====== DATA ROWS
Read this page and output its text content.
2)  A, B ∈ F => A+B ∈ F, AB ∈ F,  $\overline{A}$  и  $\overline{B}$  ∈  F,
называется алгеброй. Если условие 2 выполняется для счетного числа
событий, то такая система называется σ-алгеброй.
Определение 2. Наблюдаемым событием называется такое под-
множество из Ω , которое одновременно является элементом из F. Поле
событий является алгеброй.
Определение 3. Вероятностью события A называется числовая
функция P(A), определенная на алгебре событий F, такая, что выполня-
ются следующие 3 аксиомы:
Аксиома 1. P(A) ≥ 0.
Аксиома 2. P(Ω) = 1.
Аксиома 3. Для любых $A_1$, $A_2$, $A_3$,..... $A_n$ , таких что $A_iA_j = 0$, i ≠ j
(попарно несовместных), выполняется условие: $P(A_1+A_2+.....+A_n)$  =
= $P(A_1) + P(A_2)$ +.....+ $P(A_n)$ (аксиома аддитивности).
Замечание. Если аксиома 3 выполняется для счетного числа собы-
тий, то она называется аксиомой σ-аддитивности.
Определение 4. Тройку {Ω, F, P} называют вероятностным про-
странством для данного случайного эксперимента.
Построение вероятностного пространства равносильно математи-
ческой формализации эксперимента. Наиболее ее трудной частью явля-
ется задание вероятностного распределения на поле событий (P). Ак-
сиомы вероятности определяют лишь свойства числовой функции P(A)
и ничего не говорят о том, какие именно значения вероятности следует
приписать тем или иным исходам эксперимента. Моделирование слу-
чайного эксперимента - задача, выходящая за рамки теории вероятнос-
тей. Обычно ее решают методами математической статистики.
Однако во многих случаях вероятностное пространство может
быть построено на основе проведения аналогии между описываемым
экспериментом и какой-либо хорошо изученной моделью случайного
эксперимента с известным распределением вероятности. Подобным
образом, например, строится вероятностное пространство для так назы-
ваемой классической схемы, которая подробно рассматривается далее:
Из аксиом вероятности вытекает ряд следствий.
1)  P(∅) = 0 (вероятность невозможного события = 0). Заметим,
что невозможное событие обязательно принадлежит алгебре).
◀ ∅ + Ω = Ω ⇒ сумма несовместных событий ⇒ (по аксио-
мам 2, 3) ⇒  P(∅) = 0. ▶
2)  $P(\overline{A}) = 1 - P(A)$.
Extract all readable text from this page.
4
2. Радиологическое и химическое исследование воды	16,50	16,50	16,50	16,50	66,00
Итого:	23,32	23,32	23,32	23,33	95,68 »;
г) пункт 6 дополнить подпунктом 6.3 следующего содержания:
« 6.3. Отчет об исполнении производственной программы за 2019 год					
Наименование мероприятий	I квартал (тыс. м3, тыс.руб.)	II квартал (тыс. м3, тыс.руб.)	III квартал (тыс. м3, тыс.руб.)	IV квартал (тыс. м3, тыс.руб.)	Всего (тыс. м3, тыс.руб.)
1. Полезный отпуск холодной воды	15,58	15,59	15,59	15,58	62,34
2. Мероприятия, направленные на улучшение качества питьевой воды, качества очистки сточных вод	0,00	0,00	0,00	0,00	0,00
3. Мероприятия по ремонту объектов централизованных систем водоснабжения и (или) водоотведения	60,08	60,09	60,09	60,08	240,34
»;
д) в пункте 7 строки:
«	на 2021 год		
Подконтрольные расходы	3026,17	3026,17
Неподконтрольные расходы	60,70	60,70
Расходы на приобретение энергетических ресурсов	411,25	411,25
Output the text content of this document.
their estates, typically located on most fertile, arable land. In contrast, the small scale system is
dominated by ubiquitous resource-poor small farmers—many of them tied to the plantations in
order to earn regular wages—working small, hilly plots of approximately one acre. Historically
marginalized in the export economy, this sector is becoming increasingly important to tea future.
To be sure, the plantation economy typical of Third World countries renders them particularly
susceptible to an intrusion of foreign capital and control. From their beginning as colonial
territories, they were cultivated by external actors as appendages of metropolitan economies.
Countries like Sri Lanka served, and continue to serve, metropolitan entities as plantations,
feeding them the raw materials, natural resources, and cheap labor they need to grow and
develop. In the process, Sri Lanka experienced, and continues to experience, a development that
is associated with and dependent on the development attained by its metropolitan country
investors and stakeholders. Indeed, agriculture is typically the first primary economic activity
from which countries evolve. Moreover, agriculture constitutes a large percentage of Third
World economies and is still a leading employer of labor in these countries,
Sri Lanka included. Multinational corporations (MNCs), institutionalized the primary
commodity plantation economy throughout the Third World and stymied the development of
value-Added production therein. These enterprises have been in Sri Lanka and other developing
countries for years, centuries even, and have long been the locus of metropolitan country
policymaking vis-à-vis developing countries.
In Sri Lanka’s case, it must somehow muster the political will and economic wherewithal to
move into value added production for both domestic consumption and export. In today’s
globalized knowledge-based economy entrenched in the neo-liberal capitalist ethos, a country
============
# WORK INSTRUCTIONS
Please repeat the material above, word for word and in full.

# ANSWER FOR THIS EXERCISE
Read this page and output its text content.
2)  A, B ∈ F => A+B ∈ F, AB ∈ F,  $\overline{A}$  и  $\overline{B}$  ∈  F,
называется алгеброй. Если условие 2 выполняется для счетного числа
событий, то такая система называется σ-алгеброй.
Определение 2. Наблюдаемым событием называется такое под-
множество из Ω , которое одновременно является элементом из F. Поле
событий является алгеброй.
Определение 3. Вероятностью события A называется числовая
функция P(A), определенная на алгебре событий F, такая, что выполня-
ются следующие 3 аксиомы:
Аксиома 1. P(A) ≥ 0.
Аксиома 2. P(Ω) = 1.
Аксиома 3. Для любых $A_1$, $A_2$, $A_3$,..... $A_n$ , таких что $A_iA_j = 0$, i ≠ j
(попарно несовместных), выполняется условие: $P(A_1+A_2+.....+A_n)$  =
= $P(A_1) + P(A_2)$ +.....+ $P(A_n)$ (аксиома аддитивности).
Замечание. Если аксиома 3 выполняется для счетного числа собы-
тий, то она называется аксиомой σ-аддитивности.
Определение 4. Тройку {Ω, F, P} называют вероятностным про-
странством для данного случайного эксперимента.
Построение вероятностного пространства равносильно математи-
ческой формализации эксперимента. Наиболее ее трудной частью явля-
ется задание вероятностного распределения на поле событий (P). Ак-
сиомы вероятности определяют лишь свойства числовой функции P(A)
и ничего не говорят о том, какие именно значения вероятности следует
приписать тем или иным исходам эксперимента. Моделирование слу-
чайного эксперимента - задача, выходящая за рамки теории вероятнос-
тей. Обычно ее решают методами математической статистики.
Однако во многих случаях вероятностное пространство может
быть построено на основе проведения аналогии между описываемым
экспериментом и какой-либо хорошо изученной моделью случайного
эксперимента с известным распределением вероятности. Подобным
образом, например, строится вероятностное пространство для так назы-
ваемой классической схемы, которая подробно рассматривается далее:
Из аксиом вероятности вытекает ряд следствий.
1)  P(∅) = 0 (вероятность невозможного события = 0). Заметим,
что невозможное событие обязательно принадлежит алгебре).
◀ ∅ + Ω = Ω ⇒ сумма несовместных событий ⇒ (по аксио-
мам 2, 3) ⇒  P(∅) = 0. ▶
2)  $P(\overline{A}) = 1 - P(A)$.
Extract all readable text from this page.
4
2. Радиологическое и химическое исследование воды	16,50	16,50	16,50	16,50	66,00
Итого:	23,32	23,32	23,32	23,33	95,68 »;
г) пункт 6 дополнить подпунктом 6.3 следующего содержания:
« 6.3. Отчет об исполнении производственной программы за 2019 год					
Наименование мероприятий	I квартал (тыс. м3, тыс.руб.)	II квартал (тыс. м3, тыс.руб.)	III квартал (тыс. м3, тыс.руб.)	IV квартал (тыс. м3, тыс.руб.)	Всего (тыс. м3, тыс.руб.)
1. Полезный отпуск холодной воды	15,58	15,59	15,59	15,58	62,34
2. Мероприятия, направленные на улучшение качества питьевой воды, качества очистки сточных вод	0,00	0,00	0,00	0,00	0,00
3. Мероприятия по ремонту объектов централизованных систем водоснабжения и (или) водоотведения	60,08	60,09	60,09	60,08	240,34
»;
д) в пункте 7 строки:
«	на 2021 год		
Подконтрольные расходы	3026,17	3026,17
Неподконтрольные расходы	60,70	60,70
Расходы на приобретение энергетических ресурсов	411,25	411,25
Output the text content of this document.
their estates, typically located on most fertile, arable land. In contrast, the small scale system is
dominated by ubiquitous resource-poor small farmers—many of them tied to the plantations in
order to earn regular wages—working small, hilly plots of approximately one acre. Historically
marginalized in the export economy, this sector is becoming increasingly important to tea future.
To be sure, the plantation economy typical of Third World countries renders them particularly
susceptible to an intrusion of foreign capital and control. From their beginning as colonial
territories, they were cultivated by external actors as appendages of metropolitan economies.
Countries like Sri Lanka served, and continue to serve, metropolitan entities as plantations,
feeding them the raw materials, natural resources, and cheap labor they need to grow and
develop. In the process, Sri Lanka experienced, and continues to experience, a development that
is associated with and dependent on the development attained by its metropolitan country
investors and stakeholders. Indeed, agriculture is typically the first primary economic activity
from which countries evolve. Moreover, agriculture constitutes a large percentage of Third
World economies and is still a leading employer of labor in these countries,
Sri Lanka included. Multinational corporations (MNCs), institutionalized the primary
commodity plantation economy throughout the Third World and stymied the development of
value-Added production therein. These enterprises have been in Sri Lanka and other developing
countries for years, centuries even, and have long been the locus of metropolitan country
policymaking vis-à-vis developing countries.
In Sri Lanka’s case, it must somehow muster the political will and economic wherewithal to
move into value added production for both domestic consumption and export. In today’s
globalized knowledge-based economy entrenched in the neo-liberal capitalist ethos, a country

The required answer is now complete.